### Work instructions
Every record that follows should be printed verbatim.

Chart and figure data
+===+

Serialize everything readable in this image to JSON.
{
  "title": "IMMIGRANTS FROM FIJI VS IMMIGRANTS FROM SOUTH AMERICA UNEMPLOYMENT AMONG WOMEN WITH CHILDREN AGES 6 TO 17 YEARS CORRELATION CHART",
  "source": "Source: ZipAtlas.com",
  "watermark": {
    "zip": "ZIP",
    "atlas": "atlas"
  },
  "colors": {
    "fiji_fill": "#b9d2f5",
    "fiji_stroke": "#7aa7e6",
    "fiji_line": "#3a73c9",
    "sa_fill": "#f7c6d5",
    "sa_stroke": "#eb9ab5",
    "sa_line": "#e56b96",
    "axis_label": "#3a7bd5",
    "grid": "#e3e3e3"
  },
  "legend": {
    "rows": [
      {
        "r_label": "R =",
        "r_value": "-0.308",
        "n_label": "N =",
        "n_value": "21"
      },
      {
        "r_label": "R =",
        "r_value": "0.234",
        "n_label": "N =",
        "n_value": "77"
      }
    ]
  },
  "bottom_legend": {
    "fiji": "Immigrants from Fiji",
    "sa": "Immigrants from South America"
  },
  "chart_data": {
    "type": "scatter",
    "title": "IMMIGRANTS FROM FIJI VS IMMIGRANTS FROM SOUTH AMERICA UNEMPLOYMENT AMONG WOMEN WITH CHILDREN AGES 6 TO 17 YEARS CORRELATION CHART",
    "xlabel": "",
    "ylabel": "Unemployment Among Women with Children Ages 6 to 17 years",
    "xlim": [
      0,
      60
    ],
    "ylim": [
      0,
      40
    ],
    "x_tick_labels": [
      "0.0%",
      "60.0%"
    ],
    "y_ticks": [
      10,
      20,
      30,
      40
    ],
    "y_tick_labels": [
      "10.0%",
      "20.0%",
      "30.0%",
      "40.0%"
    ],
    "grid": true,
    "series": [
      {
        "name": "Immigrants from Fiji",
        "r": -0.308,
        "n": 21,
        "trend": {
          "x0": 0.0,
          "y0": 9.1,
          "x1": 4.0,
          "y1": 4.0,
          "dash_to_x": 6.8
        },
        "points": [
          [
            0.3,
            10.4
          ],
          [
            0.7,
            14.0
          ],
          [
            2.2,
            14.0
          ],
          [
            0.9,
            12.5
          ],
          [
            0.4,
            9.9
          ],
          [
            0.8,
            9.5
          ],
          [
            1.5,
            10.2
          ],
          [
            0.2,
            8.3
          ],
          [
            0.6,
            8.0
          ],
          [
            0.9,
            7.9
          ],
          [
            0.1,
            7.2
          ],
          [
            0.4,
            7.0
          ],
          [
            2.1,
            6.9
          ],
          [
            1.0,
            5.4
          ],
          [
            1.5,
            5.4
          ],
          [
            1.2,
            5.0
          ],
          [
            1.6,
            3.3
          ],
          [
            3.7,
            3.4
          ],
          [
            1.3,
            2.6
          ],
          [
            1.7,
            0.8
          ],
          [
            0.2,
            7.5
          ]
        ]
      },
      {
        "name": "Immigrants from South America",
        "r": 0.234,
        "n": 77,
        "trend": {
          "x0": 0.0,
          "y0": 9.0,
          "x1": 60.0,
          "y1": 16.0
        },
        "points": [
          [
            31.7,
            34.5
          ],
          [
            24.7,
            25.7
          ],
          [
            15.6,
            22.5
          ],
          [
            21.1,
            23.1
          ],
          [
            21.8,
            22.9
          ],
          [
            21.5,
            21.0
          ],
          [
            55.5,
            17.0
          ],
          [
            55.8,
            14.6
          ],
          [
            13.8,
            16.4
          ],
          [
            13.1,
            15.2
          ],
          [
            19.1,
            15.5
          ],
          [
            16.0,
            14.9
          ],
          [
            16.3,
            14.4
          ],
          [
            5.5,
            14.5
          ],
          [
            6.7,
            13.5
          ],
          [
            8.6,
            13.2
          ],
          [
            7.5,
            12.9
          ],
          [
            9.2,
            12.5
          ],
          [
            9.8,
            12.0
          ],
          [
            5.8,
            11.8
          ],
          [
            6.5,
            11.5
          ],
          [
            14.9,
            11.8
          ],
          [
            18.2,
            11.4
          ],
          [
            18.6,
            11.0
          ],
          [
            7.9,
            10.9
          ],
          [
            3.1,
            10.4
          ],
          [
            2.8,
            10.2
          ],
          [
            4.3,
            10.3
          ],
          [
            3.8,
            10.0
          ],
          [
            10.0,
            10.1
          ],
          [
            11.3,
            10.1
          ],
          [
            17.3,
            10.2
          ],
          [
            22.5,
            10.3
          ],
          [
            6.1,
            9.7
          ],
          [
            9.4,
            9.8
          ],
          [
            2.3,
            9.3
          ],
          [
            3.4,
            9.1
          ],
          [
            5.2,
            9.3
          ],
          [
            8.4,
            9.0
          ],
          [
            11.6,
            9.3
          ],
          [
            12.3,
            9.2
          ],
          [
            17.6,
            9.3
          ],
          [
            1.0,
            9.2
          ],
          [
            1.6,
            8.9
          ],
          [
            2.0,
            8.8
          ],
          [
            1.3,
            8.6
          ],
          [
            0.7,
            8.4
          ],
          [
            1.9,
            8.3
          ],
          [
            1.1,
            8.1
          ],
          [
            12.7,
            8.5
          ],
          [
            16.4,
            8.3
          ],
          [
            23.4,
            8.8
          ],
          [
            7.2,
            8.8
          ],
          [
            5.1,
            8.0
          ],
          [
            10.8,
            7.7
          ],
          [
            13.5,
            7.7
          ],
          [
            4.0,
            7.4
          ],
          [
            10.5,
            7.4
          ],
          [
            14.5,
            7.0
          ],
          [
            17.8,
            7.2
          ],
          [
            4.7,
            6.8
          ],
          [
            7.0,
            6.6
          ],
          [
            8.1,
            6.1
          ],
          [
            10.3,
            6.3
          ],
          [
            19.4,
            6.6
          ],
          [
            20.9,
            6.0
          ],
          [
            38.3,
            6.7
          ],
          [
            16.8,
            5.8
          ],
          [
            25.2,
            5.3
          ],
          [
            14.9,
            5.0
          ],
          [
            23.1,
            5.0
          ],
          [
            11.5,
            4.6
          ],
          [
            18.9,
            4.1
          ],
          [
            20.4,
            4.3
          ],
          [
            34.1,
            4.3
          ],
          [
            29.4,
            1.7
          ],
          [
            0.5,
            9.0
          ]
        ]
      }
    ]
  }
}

+===+

### Reply to the task
Serialize everything readable in this image to JSON.
{
  "title": "IMMIGRANTS FROM FIJI VS IMMIGRANTS FROM SOUTH AMERICA UNEMPLOYMENT AMONG WOMEN WITH CHILDREN AGES 6 TO 17 YEARS CORRELATION CHART",
  "source": "Source: ZipAtlas.com",
  "watermark": {
    "zip": "ZIP",
    "atlas": "atlas"
  },
  "colors": {
    "fiji_fill": "#b9d2f5",
    "fiji_stroke": "#7aa7e6",
    "fiji_line": "#3a73c9",
    "sa_fill": "#f7c6d5",
    "sa_stroke": "#eb9ab5",
    "sa_line": "#e56b96",
    "axis_label": "#3a7bd5",
    "grid": "#e3e3e3"
  },
  "legend": {
    "rows": [
      {
        "r_label": "R =",
        "r_value": "-0.308",
        "n_label": "N =",
        "n_value": "21"
      },
      {
        "r_label": "R =",
        "r_value": "0.234",
        "n_label": "N =",
        "n_value": "77"
      }
    ]
  },
  "bottom_legend": {
    "fiji": "Immigrants from Fiji",
    "sa": "Immigrants from South America"
  },
  "chart_data": {
    "type": "scatter",
    "title": "IMMIGRANTS FROM FIJI VS IMMIGRANTS FROM SOUTH AMERICA UNEMPLOYMENT AMONG WOMEN WITH CHILDREN AGES 6 TO 17 YEARS CORRELATION CHART",
    "xlabel": "",
    "ylabel": "Unemployment Among Women with Children Ages 6 to 17 years",
    "xlim": [
      0,
      60
    ],
    "ylim": [
      0,
      40
    ],
    "x_tick_labels": [
      "0.0%",
      "60.0%"
    ],
    "y_ticks": [
      10,
      20,
      30,
      40
    ],
    "y_tick_labels": [
      "10.0%",
      "20.0%",
      "30.0%",
      "40.0%"
    ],
    "grid": true,
    "series": [
      {
        "name": "Immigrants from Fiji",
        "r": -0.308,
        "n": 21,
        "trend": {
          "x0": 0.0,
          "y0": 9.1,
          "x1": 4.0,
          "y1": 4.0,
          "dash_to_x": 6.8
        },
        "points": [
          [
            0.3,
            10.4
          ],
          [
            0.7,
            14.0
          ],
          [
            2.2,
            14.0
          ],
          [
            0.9,
            12.5
          ],
          [
            0.4,
            9.9
          ],
          [
            0.8,
            9.5
          ],
          [
            1.5,
            10.2
          ],
          [
            0.2,
            8.3
          ],
          [
            0.6,
            8.0
          ],
          [
            0.9,
            7.9
          ],
          [
            0.1,
            7.2
          ],
          [
            0.4,
            7.0
          ],
          [
            2.1,
            6.9
          ],
          [
            1.0,
            5.4
          ],
          [
            1.5,
            5.4
          ],
          [
            1.2,
            5.0
          ],
          [
            1.6,
            3.3
          ],
          [
            3.7,
            3.4
          ],
          [
            1.3,
            2.6
          ],
          [
            1.7,
            0.8
          ],
          [
            0.2,
            7.5
          ]
        ]
      },
      {
        "name": "Immigrants from South America",
        "r": 0.234,
        "n": 77,
        "trend": {
          "x0": 0.0,
          "y0": 9.0,
          "x1": 60.0,
          "y1": 16.0
        },
        "points": [
          [
            31.7,
            34.5
          ],
          [
            24.7,
            25.7
          ],
          [
            15.6,
            22.5
          ],
          [
            21.1,
            23.1
          ],
          [
            21.8,
            22.9
          ],
          [
            21.5,
            21.0
          ],
          [
            55.5,
            17.0
          ],
          [
            55.8,
            14.6
          ],
          [
            13.8,
            16.4
          ],
          [
            13.1,
            15.2
          ],
          [
            19.1,
            15.5
          ],
          [
            16.0,
            14.9
          ],
          [
            16.3,
            14.4
          ],
          [
            5.5,
            14.5
          ],
          [
            6.7,
            13.5
          ],
          [
            8.6,
            13.2
          ],
          [
            7.5,
            12.9
          ],
          [
            9.2,
            12.5
          ],
          [
            9.8,
            12.0
          ],
          [
            5.8,
            11.8
          ],
          [
            6.5,
            11.5
          ],
          [
            14.9,
            11.8
          ],
          [
            18.2,
            11.4
          ],
          [
            18.6,
            11.0
          ],
          [
            7.9,
            10.9
          ],
          [
            3.1,
            10.4
          ],
          [
            2.8,
            10.2
          ],
          [
            4.3,
            10.3
          ],
          [
            3.8,
            10.0
          ],
          [
            10.0,
            10.1
          ],
          [
            11.3,
            10.1
          ],
          [
            17.3,
            10.2
          ],
          [
            22.5,
            10.3
          ],
          [
            6.1,
            9.7
          ],
          [
            9.4,
            9.8
          ],
          [
            2.3,
            9.3
          ],
          [
            3.4,
            9.1
          ],
          [
            5.2,
            9.3
          ],
          [
            8.4,
            9.0
          ],
          [
            11.6,
            9.3
          ],
          [
            12.3,
            9.2
          ],
          [
            17.6,
            9.3
          ],
          [
            1.0,
            9.2
          ],
          [
            1.6,
            8.9
          ],
          [
            2.0,
            8.8
          ],
          [
            1.3,
            8.6
          ],
          [
            0.7,
            8.4
          ],
          [
            1.9,
            8.3
          ],
          [
            1.1,
            8.1
          ],
          [
            12.7,
            8.5
          ],
          [
            16.4,
            8.3
          ],
          [
            23.4,
            8.8
          ],
          [
            7.2,
            8.8
          ],
          [
            5.1,
            8.0
          ],
          [
            10.8,
            7.7
          ],
          [
            13.5,
            7.7
          ],
          [
            4.0,
            7.4
          ],
          [
            10.5,
            7.4
          ],
          [
            14.5,
            7.0
          ],
          [
            17.8,
            7.2
          ],
          [
            4.7,
            6.8
          ],
          [
            7.0,
            6.6
          ],
          [
            8.1,
            6.1
          ],
          [
            10.3,
            6.3
          ],
          [
            19.4,
            6.6
          ],
          [
            20.9,
            6.0
          ],
          [
            38.3,
            6.7
          ],
          [
            16.8,
            5.8
          ],
          [
            25.2,
            5.3
          ],
          [
            14.9,
            5.0
          ],
          [
            23.1,
            5.0
          ],
          [
            11.5,
            4.6
          ],
          [
            18.9,
            4.1
          ],
          [
            20.4,
            4.3
          ],
          [
            34.1,
            4.3
          ],
          [
            29.4,
            1.7
          ],
          [
            0.5,
            9.0
          ]
        ]
      }
    ]
  }
}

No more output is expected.